→ **What needs to be done**: Your answer should be an exact copy of all the entries, free of pictures.

[Page image transcription data]

----

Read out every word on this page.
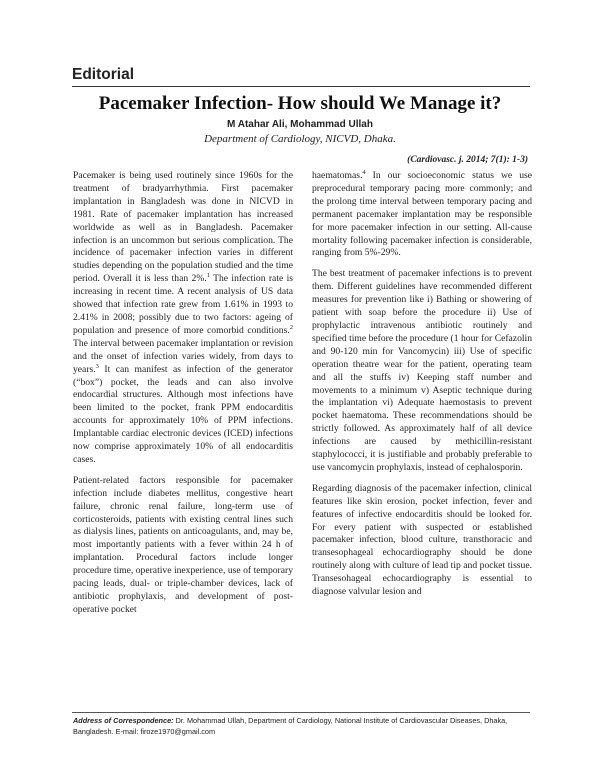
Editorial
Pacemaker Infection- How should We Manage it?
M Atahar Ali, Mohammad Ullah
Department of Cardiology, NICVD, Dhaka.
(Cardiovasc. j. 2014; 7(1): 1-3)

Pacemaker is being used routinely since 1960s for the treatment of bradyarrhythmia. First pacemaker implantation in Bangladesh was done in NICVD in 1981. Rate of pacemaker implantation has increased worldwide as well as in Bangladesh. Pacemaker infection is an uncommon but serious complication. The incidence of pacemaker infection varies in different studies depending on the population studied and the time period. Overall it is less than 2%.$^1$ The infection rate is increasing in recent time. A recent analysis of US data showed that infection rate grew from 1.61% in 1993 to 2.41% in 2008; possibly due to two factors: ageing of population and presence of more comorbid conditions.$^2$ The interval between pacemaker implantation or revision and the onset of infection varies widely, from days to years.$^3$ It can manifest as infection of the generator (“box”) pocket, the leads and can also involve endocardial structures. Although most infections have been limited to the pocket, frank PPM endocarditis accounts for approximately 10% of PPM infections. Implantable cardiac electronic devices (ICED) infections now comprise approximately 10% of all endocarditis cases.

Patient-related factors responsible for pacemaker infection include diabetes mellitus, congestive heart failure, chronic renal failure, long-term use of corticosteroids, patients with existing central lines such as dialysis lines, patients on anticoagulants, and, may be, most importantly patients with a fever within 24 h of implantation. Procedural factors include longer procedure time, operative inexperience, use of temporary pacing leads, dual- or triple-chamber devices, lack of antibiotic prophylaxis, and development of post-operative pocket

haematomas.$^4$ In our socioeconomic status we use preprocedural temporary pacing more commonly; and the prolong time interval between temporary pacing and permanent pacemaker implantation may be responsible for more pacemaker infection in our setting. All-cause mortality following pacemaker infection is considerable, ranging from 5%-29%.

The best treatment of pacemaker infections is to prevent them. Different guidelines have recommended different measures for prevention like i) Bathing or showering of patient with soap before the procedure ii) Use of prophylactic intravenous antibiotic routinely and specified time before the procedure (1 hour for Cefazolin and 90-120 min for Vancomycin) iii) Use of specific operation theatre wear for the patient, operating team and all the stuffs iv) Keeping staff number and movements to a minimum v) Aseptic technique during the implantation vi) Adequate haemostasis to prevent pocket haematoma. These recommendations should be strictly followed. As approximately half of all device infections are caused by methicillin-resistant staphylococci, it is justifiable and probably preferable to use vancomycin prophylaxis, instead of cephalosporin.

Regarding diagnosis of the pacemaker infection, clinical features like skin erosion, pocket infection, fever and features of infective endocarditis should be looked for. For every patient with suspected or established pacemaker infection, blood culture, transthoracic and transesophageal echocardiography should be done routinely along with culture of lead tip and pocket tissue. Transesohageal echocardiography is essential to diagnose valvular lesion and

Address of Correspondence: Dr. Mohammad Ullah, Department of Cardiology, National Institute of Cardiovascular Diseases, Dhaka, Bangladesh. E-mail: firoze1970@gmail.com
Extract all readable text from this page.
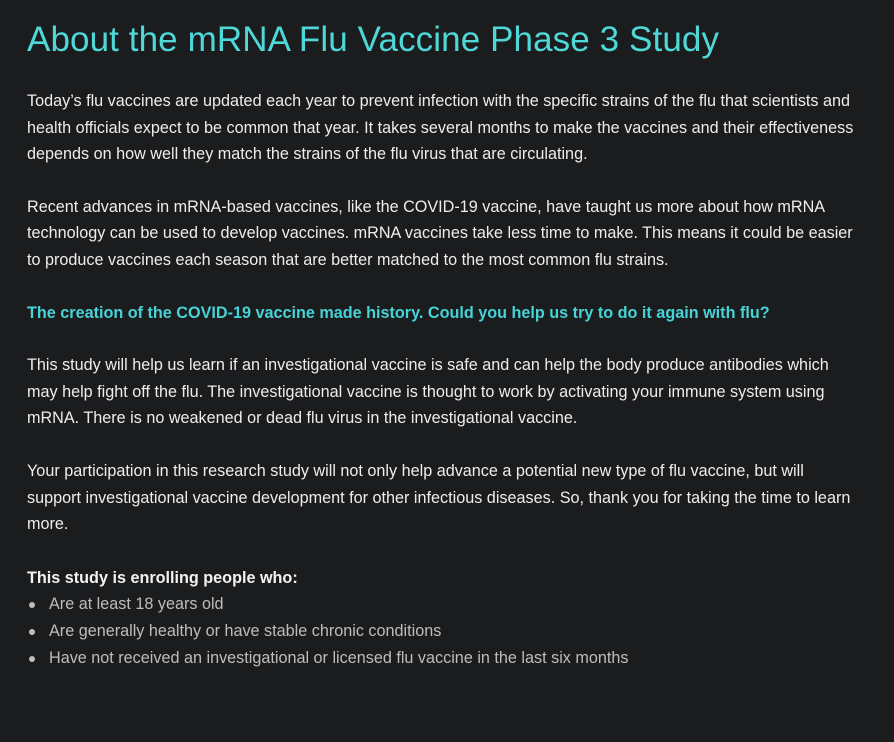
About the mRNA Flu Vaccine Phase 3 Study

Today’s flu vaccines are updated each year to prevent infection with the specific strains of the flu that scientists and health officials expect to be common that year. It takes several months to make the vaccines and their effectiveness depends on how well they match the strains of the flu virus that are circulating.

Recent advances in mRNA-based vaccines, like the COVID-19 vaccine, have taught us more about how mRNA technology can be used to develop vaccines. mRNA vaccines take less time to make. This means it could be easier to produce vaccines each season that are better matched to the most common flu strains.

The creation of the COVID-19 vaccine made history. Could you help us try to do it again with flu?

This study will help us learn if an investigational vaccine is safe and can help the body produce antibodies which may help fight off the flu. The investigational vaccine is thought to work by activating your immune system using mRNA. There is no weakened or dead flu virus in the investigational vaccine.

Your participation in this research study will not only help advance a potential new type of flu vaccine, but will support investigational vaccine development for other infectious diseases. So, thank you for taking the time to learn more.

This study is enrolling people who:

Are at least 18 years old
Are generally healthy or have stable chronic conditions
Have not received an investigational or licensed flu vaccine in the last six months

----

→ **Problem solution**:
Read out every word on this page.
Editorial
Pacemaker Infection- How should We Manage it?
M Atahar Ali, Mohammad Ullah
Department of Cardiology, NICVD, Dhaka.
(Cardiovasc. j. 2014; 7(1): 1-3)

Pacemaker is being used routinely since 1960s for the treatment of bradyarrhythmia. First pacemaker implantation in Bangladesh was done in NICVD in 1981. Rate of pacemaker implantation has increased worldwide as well as in Bangladesh. Pacemaker infection is an uncommon but serious complication. The incidence of pacemaker infection varies in different studies depending on the population studied and the time period. Overall it is less than 2%.$^1$ The infection rate is increasing in recent time. A recent analysis of US data showed that infection rate grew from 1.61% in 1993 to 2.41% in 2008; possibly due to two factors: ageing of population and presence of more comorbid conditions.$^2$ The interval between pacemaker implantation or revision and the onset of infection varies widely, from days to years.$^3$ It can manifest as infection of the generator (“box”) pocket, the leads and can also involve endocardial structures. Although most infections have been limited to the pocket, frank PPM endocarditis accounts for approximately 10% of PPM infections. Implantable cardiac electronic devices (ICED) infections now comprise approximately 10% of all endocarditis cases.

Patient-related factors responsible for pacemaker infection include diabetes mellitus, congestive heart failure, chronic renal failure, long-term use of corticosteroids, patients with existing central lines such as dialysis lines, patients on anticoagulants, and, may be, most importantly patients with a fever within 24 h of implantation. Procedural factors include longer procedure time, operative inexperience, use of temporary pacing leads, dual- or triple-chamber devices, lack of antibiotic prophylaxis, and development of post-operative pocket

haematomas.$^4$ In our socioeconomic status we use preprocedural temporary pacing more commonly; and the prolong time interval between temporary pacing and permanent pacemaker implantation may be responsible for more pacemaker infection in our setting. All-cause mortality following pacemaker infection is considerable, ranging from 5%-29%.

The best treatment of pacemaker infections is to prevent them. Different guidelines have recommended different measures for prevention like i) Bathing or showering of patient with soap before the procedure ii) Use of prophylactic intravenous antibiotic routinely and specified time before the procedure (1 hour for Cefazolin and 90-120 min for Vancomycin) iii) Use of specific operation theatre wear for the patient, operating team and all the stuffs iv) Keeping staff number and movements to a minimum v) Aseptic technique during the implantation vi) Adequate haemostasis to prevent pocket haematoma. These recommendations should be strictly followed. As approximately half of all device infections are caused by methicillin-resistant staphylococci, it is justifiable and probably preferable to use vancomycin prophylaxis, instead of cephalosporin.

Regarding diagnosis of the pacemaker infection, clinical features like skin erosion, pocket infection, fever and features of infective endocarditis should be looked for. For every patient with suspected or established pacemaker infection, blood culture, transthoracic and transesophageal echocardiography should be done routinely along with culture of lead tip and pocket tissue. Transesohageal echocardiography is essential to diagnose valvular lesion and

Address of Correspondence: Dr. Mohammad Ullah, Department of Cardiology, National Institute of Cardiovascular Diseases, Dhaka, Bangladesh. E-mail: firoze1970@gmail.com
Extract all readable text from this page.
About the mRNA Flu Vaccine Phase 3 Study

Today’s flu vaccines are updated each year to prevent infection with the specific strains of the flu that scientists and health officials expect to be common that year. It takes several months to make the vaccines and their effectiveness depends on how well they match the strains of the flu virus that are circulating.

Recent advances in mRNA-based vaccines, like the COVID-19 vaccine, have taught us more about how mRNA technology can be used to develop vaccines. mRNA vaccines take less time to make. This means it could be easier to produce vaccines each season that are better matched to the most common flu strains.

The creation of the COVID-19 vaccine made history. Could you help us try to do it again with flu?

This study will help us learn if an investigational vaccine is safe and can help the body produce antibodies which may help fight off the flu. The investigational vaccine is thought to work by activating your immune system using mRNA. There is no weakened or dead flu virus in the investigational vaccine.

Your participation in this research study will not only help advance a potential new type of flu vaccine, but will support investigational vaccine development for other infectious diseases. So, thank you for taking the time to learn more.

This study is enrolling people who:

Are at least 18 years old
Are generally healthy or have stable chronic conditions
Have not received an investigational or licensed flu vaccine in the last six months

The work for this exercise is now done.